(Saved entries)
--
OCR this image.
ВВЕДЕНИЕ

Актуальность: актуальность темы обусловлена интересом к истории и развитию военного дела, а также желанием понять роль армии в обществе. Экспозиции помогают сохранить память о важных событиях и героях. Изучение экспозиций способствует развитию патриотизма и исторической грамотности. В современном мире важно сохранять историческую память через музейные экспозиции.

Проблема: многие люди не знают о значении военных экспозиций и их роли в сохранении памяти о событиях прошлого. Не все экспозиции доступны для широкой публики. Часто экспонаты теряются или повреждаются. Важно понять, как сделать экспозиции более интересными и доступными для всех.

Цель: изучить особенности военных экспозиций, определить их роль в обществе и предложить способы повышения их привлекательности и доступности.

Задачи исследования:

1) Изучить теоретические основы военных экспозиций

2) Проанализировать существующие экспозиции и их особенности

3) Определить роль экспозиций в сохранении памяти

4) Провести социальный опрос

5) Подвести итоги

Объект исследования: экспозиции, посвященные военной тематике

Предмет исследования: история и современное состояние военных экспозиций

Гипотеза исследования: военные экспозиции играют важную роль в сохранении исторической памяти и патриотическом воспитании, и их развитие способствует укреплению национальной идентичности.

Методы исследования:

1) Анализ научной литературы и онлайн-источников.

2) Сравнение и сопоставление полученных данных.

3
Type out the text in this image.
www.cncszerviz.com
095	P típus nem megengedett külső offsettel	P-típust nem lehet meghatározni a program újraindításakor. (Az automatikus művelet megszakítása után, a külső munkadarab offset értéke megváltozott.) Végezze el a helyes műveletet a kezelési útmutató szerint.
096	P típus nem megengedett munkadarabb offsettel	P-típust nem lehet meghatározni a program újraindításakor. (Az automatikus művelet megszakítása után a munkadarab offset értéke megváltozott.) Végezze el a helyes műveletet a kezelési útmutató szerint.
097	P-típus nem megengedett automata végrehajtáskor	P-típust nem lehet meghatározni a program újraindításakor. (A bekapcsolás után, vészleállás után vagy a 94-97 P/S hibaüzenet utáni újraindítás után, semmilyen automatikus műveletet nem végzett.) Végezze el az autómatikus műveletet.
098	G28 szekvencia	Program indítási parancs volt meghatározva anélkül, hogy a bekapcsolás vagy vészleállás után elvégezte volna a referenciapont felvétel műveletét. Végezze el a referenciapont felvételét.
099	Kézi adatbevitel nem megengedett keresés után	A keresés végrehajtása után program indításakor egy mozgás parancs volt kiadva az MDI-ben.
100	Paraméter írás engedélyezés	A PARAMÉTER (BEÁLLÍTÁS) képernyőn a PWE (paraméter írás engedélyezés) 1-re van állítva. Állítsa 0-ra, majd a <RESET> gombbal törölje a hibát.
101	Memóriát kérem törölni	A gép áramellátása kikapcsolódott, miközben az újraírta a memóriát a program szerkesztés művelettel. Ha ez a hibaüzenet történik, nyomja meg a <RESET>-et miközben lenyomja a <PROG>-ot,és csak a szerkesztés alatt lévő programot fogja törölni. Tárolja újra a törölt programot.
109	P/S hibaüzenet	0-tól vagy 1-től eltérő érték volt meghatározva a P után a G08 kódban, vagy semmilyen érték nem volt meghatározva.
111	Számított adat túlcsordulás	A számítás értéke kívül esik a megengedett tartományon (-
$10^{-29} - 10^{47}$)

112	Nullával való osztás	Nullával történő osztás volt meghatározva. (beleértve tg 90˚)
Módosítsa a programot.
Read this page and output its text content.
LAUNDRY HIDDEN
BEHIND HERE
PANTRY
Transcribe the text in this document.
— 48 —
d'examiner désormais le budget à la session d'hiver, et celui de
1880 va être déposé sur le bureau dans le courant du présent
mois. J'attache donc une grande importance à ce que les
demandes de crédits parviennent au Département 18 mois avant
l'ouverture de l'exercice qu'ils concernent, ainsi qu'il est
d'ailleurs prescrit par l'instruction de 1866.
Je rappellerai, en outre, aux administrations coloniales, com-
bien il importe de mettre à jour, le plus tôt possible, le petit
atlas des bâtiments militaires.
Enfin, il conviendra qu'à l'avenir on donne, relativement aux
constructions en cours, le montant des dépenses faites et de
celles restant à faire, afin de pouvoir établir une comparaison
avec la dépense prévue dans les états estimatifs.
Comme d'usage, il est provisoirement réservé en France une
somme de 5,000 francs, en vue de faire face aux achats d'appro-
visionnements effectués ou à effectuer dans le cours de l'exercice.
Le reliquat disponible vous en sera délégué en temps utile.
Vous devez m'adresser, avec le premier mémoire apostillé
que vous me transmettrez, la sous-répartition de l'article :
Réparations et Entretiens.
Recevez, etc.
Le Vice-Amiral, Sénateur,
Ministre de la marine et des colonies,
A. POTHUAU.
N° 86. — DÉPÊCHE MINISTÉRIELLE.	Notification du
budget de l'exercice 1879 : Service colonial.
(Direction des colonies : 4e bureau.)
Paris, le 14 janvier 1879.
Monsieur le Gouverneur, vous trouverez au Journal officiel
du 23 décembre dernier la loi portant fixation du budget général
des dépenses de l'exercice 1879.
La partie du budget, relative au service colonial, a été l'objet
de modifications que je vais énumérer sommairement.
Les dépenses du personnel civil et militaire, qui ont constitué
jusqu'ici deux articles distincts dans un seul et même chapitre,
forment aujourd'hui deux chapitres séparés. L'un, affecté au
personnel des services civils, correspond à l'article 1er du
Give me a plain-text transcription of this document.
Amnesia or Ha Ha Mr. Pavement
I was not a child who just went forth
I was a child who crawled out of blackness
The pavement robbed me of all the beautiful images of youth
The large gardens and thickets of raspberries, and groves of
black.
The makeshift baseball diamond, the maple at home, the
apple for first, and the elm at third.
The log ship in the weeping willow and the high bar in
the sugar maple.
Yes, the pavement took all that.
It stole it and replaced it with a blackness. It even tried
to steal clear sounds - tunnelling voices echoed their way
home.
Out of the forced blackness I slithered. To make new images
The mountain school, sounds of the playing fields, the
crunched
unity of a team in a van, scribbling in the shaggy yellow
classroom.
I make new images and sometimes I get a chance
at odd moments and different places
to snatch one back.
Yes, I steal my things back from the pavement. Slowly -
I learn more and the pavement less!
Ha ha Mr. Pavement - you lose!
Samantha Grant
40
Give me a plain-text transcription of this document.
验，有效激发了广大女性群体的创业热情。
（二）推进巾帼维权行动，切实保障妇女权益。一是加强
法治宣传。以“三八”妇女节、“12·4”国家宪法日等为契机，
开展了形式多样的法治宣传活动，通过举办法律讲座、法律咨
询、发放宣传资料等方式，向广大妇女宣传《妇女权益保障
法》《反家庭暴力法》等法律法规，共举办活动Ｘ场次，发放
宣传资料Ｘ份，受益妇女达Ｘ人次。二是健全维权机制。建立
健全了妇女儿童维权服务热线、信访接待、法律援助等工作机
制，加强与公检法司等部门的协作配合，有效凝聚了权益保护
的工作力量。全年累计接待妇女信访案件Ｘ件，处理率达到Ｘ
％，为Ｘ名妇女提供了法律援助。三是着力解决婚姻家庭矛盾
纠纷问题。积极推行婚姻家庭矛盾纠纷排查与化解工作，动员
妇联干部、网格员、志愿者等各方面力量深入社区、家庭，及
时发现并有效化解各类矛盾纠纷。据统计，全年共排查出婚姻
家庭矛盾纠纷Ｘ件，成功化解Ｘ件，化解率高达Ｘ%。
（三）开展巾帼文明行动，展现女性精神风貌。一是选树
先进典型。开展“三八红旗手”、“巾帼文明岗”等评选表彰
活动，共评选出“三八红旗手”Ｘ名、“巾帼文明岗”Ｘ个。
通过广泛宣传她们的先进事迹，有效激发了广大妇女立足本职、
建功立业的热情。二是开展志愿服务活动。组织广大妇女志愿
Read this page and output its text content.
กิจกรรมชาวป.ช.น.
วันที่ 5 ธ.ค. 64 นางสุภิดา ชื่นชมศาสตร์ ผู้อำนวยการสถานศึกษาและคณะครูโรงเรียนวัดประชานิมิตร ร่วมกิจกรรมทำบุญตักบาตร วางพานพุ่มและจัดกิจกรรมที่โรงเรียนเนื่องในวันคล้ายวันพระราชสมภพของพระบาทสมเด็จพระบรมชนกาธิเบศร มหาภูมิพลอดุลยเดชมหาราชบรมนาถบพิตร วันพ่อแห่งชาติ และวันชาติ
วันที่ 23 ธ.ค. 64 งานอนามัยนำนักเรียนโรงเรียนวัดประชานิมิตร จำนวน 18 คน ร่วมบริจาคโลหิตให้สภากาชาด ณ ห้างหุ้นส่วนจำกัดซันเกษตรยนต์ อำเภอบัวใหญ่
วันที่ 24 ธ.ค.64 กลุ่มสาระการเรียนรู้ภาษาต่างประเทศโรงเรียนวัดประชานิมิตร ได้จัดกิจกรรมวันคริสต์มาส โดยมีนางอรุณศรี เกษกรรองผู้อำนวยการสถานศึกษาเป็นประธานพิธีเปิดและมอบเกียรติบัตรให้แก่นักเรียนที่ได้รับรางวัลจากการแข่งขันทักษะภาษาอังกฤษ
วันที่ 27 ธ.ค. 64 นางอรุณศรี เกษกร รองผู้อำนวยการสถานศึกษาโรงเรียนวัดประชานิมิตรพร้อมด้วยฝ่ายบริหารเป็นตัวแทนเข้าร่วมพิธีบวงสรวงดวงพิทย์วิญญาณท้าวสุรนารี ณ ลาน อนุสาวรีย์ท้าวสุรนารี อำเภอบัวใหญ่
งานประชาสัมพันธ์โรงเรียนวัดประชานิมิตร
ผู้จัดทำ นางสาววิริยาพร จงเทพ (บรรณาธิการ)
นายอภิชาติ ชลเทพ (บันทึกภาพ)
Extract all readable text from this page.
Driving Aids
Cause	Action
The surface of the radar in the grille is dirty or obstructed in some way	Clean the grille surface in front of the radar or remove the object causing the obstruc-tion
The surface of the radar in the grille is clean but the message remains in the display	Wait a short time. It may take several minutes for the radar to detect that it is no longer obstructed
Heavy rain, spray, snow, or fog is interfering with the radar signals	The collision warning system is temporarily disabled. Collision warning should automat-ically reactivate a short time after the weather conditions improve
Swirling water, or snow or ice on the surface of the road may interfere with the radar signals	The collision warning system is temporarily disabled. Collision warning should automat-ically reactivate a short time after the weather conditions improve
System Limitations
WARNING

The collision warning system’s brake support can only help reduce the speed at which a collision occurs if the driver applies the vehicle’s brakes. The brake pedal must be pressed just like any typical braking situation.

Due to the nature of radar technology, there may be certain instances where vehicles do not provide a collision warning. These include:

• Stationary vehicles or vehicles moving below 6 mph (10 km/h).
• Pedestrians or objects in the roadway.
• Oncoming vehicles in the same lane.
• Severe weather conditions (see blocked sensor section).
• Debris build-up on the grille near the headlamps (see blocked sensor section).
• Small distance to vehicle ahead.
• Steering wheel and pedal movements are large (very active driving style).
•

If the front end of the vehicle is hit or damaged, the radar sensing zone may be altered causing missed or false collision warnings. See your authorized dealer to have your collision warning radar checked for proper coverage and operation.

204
--
* DIRECTIONS FOR THIS TASK
Search the lines for "weather". Copy each line that has it.

* COMPLETE ANSWER
Heavy rain, spray, snow, or fog is interfering with the radar signals	The collision warning system is temporarily disabled. Collision warning should automat-ically reactivate a short time after the weather conditions improve
Swirling water, or snow or ice on the surface of the road may interfere with the radar signals	The collision warning system is temporarily disabled. Collision warning should automat-ically reactivate a short time after the weather conditions improve
• Severe weather conditions (see blocked sensor section).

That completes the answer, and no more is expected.